▸ **BRIEF**
Copy nothing but the text: reproduce each line of the listing exactly and leave the pictures out.

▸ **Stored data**

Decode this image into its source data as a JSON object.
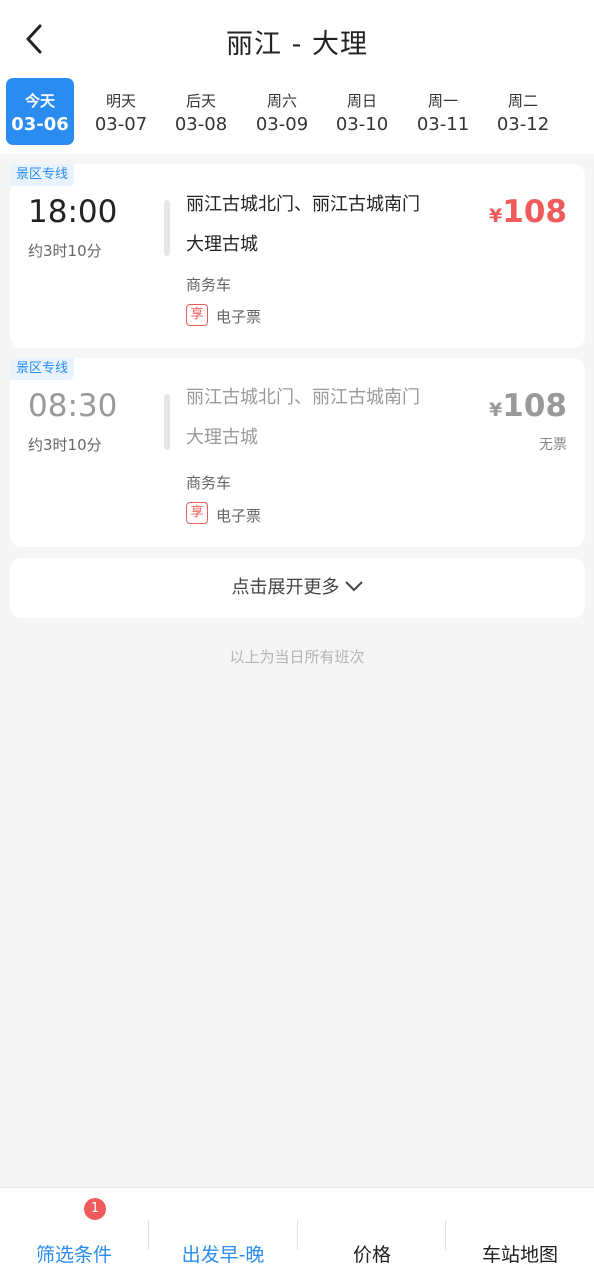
{
  "header": {
    "title": "丽江 - 大理"
  },
  "dates": [
    {
      "label": "今天",
      "date": "03-06",
      "active": true
    },
    {
      "label": "明天",
      "date": "03-07"
    },
    {
      "label": "后天",
      "date": "03-08"
    },
    {
      "label": "周六",
      "date": "03-09"
    },
    {
      "label": "周日",
      "date": "03-10"
    },
    {
      "label": "周一",
      "date": "03-11"
    },
    {
      "label": "周二",
      "date": "03-12"
    }
  ],
  "trips": [
    {
      "tag": "景区专线",
      "time": "18:00",
      "duration": "约3时10分",
      "from": "丽江古城北门、丽江古城南门",
      "to": "大理古城",
      "vehicle": "商务车",
      "perk": "享",
      "ticket": "电子票",
      "currency": "¥",
      "price": "108",
      "status": ""
    },
    {
      "tag": "景区专线",
      "time": "08:30",
      "duration": "约3时10分",
      "from": "丽江古城北门、丽江古城南门",
      "to": "大理古城",
      "vehicle": "商务车",
      "perk": "享",
      "ticket": "电子票",
      "currency": "¥",
      "price": "108",
      "status": "无票"
    }
  ],
  "expand": {
    "label": "点击展开更多"
  },
  "end_note": "以上为当日所有班次",
  "bottom": {
    "filter": "筛选条件",
    "filter_badge": "1",
    "depart_sort": "出发早-晚",
    "price_sort": "价格",
    "station_map": "车站地图"
  },
  "colors": {
    "accent": "#2a8cf0",
    "price": "#f05a5a"
  }
}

▸ **WRITTEN SOLUTION**
Decode this image into its source data as a JSON object.
{
  "header": {
    "title": "丽江 - 大理"
  },
  "dates": [
    {
      "label": "今天",
      "date": "03-06",
      "active": true
    },
    {
      "label": "明天",
      "date": "03-07"
    },
    {
      "label": "后天",
      "date": "03-08"
    },
    {
      "label": "周六",
      "date": "03-09"
    },
    {
      "label": "周日",
      "date": "03-10"
    },
    {
      "label": "周一",
      "date": "03-11"
    },
    {
      "label": "周二",
      "date": "03-12"
    }
  ],
  "trips": [
    {
      "tag": "景区专线",
      "time": "18:00",
      "duration": "约3时10分",
      "from": "丽江古城北门、丽江古城南门",
      "to": "大理古城",
      "vehicle": "商务车",
      "perk": "享",
      "ticket": "电子票",
      "currency": "¥",
      "price": "108",
      "status": ""
    },
    {
      "tag": "景区专线",
      "time": "08:30",
      "duration": "约3时10分",
      "from": "丽江古城北门、丽江古城南门",
      "to": "大理古城",
      "vehicle": "商务车",
      "perk": "享",
      "ticket": "电子票",
      "currency": "¥",
      "price": "108",
      "status": "无票"
    }
  ],
  "expand": {
    "label": "点击展开更多"
  },
  "end_note": "以上为当日所有班次",
  "bottom": {
    "filter": "筛选条件",
    "filter_badge": "1",
    "depart_sort": "出发早-晚",
    "price_sort": "价格",
    "station_map": "车站地图"
  },
  "colors": {
    "accent": "#2a8cf0",
    "price": "#f05a5a"
  }
}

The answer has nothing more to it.